** start of Given information **

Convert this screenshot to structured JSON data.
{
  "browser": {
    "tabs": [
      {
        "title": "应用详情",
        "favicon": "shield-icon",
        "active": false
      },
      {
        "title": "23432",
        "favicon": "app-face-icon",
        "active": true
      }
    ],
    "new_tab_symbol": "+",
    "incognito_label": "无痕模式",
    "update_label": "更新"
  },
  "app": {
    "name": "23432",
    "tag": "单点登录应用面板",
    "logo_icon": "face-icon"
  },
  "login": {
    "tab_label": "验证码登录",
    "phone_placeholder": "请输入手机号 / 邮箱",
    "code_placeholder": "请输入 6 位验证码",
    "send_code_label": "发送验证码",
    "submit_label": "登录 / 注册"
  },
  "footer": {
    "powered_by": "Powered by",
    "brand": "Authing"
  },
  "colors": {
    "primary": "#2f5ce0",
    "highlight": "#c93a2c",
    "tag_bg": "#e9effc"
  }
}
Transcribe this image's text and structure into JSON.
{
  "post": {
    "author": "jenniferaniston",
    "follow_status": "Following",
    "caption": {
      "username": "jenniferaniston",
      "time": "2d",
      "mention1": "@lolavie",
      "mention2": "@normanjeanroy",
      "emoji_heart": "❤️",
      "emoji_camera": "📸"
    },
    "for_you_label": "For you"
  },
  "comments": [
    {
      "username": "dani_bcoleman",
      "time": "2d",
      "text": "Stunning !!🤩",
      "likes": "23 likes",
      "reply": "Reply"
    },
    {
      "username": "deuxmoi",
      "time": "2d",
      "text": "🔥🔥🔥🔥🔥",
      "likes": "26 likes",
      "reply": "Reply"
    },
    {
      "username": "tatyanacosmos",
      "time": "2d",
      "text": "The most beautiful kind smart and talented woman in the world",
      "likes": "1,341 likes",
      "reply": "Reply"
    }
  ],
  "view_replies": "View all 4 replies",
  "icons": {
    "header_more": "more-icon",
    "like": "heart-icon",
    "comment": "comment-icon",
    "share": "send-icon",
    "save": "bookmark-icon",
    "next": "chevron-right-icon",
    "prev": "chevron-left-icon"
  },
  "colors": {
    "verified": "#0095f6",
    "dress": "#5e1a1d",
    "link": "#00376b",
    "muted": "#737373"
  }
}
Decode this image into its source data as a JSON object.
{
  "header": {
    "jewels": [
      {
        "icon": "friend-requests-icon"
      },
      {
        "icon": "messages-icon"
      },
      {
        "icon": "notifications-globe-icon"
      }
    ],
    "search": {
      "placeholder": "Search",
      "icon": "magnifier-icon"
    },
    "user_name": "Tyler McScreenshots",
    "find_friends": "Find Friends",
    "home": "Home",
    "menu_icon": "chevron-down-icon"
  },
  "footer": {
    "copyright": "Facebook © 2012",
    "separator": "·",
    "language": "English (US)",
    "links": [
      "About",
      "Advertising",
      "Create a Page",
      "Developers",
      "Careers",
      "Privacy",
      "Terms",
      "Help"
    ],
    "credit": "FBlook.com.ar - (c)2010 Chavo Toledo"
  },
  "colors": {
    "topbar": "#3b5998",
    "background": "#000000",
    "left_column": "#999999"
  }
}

** end of Given information **
** start of Given information **

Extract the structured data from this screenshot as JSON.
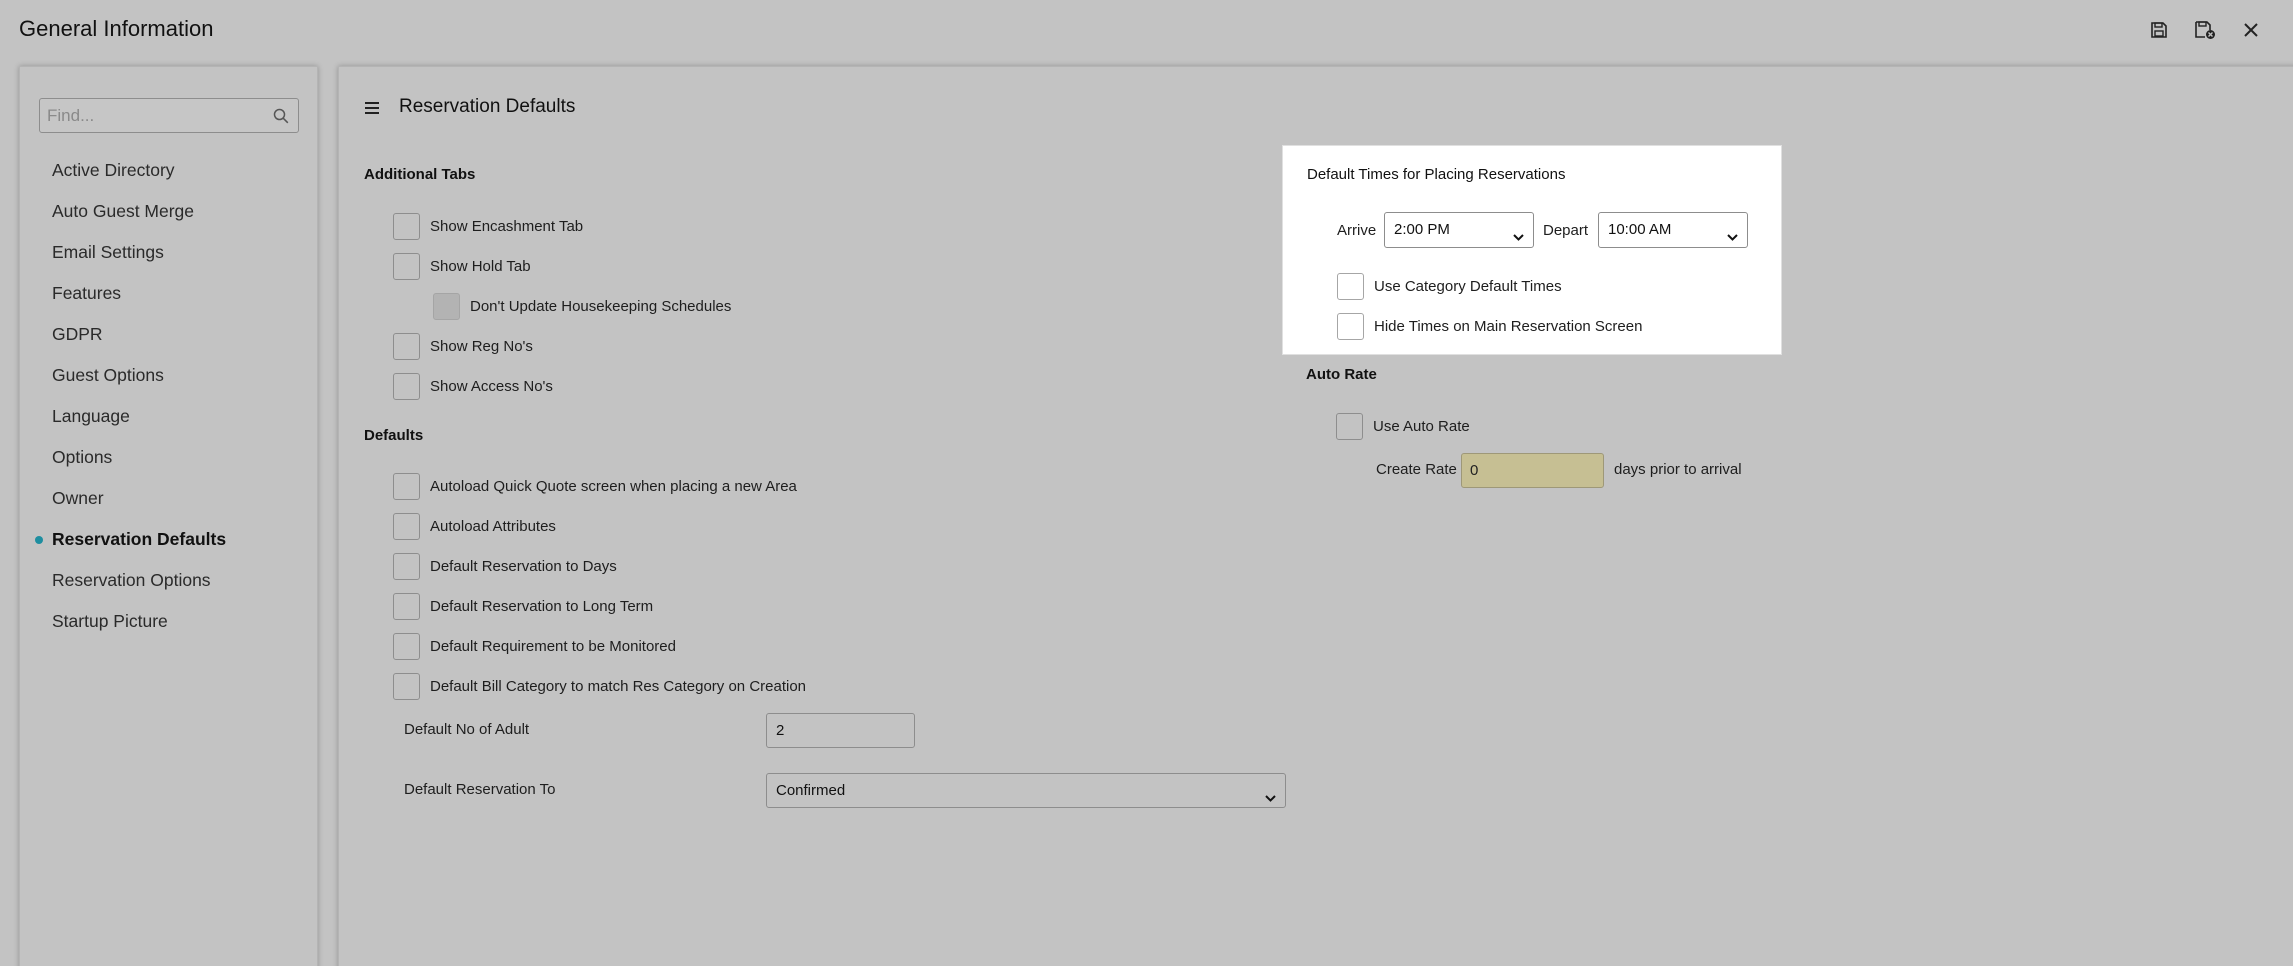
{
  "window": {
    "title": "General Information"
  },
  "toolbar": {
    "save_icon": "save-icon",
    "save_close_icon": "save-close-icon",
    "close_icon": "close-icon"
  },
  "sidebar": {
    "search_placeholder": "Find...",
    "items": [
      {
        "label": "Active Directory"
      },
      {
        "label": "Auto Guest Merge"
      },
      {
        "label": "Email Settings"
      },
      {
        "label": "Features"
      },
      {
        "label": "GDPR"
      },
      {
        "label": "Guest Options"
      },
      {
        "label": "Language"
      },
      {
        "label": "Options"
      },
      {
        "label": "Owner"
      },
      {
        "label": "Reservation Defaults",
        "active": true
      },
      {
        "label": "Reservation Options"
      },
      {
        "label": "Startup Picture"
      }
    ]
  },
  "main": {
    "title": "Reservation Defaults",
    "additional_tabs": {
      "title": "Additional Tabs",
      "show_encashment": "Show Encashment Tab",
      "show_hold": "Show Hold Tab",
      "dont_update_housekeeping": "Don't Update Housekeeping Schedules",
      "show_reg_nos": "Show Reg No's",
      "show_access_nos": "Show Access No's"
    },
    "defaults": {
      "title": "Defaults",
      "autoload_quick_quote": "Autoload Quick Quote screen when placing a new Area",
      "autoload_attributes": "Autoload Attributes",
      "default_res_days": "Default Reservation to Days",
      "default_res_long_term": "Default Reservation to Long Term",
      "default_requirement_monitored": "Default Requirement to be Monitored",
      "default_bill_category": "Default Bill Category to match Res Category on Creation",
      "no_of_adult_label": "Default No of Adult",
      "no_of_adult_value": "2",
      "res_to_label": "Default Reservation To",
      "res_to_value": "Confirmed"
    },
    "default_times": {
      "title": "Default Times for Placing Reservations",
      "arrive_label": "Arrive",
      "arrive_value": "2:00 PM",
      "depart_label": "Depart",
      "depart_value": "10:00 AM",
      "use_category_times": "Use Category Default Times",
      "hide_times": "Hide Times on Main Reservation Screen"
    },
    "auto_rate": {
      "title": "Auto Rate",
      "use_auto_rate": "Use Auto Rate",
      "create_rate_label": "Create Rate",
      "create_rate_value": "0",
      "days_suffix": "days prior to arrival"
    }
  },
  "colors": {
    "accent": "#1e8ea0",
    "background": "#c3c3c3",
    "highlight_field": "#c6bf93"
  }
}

** end of Given information **

● **Set task**
Please list every line of the records that contains "this".

● **Solved exercise**
Convert this screenshot to structured JSON data.
Transcribe this image's text and structure into JSON.
Decode this image into its source data as a JSON object.
Extract the structured data from this screenshot as JSON.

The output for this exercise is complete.